**Extracted information:**
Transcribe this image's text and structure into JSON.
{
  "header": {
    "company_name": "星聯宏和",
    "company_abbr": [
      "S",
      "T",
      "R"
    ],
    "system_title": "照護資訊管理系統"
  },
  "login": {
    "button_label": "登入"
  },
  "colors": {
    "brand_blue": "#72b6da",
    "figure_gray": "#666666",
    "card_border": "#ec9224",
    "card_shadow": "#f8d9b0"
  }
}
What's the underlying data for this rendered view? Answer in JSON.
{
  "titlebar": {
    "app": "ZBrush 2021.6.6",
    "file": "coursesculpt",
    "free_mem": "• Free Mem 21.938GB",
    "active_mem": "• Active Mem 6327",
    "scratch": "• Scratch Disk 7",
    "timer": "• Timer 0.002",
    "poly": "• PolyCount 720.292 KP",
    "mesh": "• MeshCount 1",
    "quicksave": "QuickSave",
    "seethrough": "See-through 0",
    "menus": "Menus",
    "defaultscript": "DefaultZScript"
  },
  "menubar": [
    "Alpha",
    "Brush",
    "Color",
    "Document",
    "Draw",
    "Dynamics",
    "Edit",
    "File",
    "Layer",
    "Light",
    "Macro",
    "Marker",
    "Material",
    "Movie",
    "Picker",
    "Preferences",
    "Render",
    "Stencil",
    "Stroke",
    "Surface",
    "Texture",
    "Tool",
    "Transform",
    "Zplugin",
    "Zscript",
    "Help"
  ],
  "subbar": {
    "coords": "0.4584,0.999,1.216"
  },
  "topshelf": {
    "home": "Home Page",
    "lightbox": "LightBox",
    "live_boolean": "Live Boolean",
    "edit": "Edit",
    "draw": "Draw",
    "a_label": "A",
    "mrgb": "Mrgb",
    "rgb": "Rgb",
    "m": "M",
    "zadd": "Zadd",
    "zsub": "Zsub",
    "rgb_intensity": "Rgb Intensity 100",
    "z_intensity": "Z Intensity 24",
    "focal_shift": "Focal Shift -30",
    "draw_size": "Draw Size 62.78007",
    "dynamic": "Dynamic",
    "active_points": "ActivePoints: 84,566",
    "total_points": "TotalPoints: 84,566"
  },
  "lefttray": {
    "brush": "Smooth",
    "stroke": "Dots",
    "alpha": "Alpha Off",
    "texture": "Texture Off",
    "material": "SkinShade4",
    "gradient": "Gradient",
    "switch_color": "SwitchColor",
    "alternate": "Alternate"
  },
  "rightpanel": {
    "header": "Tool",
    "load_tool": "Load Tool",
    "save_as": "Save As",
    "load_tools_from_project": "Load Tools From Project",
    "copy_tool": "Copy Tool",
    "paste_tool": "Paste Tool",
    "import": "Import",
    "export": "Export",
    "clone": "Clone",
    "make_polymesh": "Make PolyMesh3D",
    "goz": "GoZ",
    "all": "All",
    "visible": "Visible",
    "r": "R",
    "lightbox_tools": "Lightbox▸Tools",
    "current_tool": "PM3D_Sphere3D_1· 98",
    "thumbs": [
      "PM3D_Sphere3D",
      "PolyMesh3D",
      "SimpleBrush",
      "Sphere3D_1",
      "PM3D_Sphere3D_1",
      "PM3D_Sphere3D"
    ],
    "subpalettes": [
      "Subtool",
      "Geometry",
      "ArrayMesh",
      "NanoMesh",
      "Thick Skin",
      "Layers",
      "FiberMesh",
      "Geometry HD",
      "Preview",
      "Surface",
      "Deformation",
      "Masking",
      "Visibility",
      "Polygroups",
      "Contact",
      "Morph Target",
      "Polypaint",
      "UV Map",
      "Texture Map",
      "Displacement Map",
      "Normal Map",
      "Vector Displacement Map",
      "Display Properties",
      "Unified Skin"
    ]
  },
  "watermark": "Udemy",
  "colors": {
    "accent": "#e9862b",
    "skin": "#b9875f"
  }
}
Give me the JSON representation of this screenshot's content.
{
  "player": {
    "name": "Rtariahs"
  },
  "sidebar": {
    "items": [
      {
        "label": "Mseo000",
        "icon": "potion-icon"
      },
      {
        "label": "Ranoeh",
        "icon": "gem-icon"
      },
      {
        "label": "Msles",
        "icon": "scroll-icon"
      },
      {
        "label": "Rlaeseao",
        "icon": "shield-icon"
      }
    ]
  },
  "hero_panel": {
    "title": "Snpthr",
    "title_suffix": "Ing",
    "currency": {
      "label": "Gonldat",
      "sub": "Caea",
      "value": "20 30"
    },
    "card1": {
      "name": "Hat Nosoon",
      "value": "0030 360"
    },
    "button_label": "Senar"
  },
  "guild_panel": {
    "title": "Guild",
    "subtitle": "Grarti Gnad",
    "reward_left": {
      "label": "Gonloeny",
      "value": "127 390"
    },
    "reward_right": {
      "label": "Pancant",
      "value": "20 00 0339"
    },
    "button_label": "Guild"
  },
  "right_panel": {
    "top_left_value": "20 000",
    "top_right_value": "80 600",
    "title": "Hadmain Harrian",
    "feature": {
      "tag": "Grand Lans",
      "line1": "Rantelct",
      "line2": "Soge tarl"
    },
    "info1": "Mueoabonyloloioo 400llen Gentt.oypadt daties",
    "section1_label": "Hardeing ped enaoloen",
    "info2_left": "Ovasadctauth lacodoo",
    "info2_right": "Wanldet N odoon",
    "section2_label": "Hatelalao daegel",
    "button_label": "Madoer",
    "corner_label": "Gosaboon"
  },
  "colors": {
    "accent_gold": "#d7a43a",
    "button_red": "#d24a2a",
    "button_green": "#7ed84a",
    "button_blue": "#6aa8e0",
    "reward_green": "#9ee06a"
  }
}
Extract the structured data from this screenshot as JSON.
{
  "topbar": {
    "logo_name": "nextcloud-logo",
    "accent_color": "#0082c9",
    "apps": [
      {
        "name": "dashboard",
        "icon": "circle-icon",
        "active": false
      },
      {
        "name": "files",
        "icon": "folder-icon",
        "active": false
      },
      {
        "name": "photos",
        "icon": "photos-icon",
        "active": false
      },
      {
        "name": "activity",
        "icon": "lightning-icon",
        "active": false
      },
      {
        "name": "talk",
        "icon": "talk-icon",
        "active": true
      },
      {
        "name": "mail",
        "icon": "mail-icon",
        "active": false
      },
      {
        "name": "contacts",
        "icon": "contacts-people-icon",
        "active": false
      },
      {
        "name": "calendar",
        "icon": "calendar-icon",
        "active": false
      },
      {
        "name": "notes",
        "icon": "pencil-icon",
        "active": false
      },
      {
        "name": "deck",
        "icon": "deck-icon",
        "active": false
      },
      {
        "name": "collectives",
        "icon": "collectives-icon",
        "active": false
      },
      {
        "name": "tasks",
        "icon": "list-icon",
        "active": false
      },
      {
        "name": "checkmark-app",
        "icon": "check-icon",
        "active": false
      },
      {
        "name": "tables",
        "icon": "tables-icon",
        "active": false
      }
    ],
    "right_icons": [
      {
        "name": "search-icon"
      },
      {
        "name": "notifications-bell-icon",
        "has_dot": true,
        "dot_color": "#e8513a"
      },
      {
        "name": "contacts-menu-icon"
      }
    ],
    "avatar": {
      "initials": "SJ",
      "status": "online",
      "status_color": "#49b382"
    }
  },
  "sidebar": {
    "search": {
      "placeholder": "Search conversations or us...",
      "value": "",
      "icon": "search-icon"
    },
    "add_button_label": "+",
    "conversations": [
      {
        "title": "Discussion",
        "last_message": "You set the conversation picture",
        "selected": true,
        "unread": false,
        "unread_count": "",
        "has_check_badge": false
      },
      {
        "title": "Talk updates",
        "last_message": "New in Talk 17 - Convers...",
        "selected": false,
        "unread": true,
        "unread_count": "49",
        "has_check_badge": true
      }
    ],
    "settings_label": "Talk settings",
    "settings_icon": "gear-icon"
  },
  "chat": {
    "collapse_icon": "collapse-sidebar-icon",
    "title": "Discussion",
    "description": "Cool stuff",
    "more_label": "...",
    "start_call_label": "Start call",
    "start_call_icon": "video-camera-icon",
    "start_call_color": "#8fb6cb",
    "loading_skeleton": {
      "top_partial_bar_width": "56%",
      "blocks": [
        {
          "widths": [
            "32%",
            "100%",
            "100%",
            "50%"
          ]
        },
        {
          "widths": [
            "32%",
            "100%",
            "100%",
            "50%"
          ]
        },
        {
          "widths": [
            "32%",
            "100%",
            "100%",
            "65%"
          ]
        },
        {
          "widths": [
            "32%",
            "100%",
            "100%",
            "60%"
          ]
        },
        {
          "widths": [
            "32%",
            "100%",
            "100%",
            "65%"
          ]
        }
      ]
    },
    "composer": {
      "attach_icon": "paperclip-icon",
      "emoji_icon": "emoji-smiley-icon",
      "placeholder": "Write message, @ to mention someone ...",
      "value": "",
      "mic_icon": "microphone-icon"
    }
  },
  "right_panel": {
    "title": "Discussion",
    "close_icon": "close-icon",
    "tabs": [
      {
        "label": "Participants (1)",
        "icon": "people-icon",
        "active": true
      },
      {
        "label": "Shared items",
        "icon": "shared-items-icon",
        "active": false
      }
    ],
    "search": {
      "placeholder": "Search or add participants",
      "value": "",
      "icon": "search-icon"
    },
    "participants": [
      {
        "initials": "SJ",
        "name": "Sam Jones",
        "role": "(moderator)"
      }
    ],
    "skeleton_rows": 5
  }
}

**Your goal:** Show every line that contains the word "contacts".

**Written solution:**
        "name": "contacts",
        "icon": "contacts-people-icon",
        "name": "contacts-menu-icon"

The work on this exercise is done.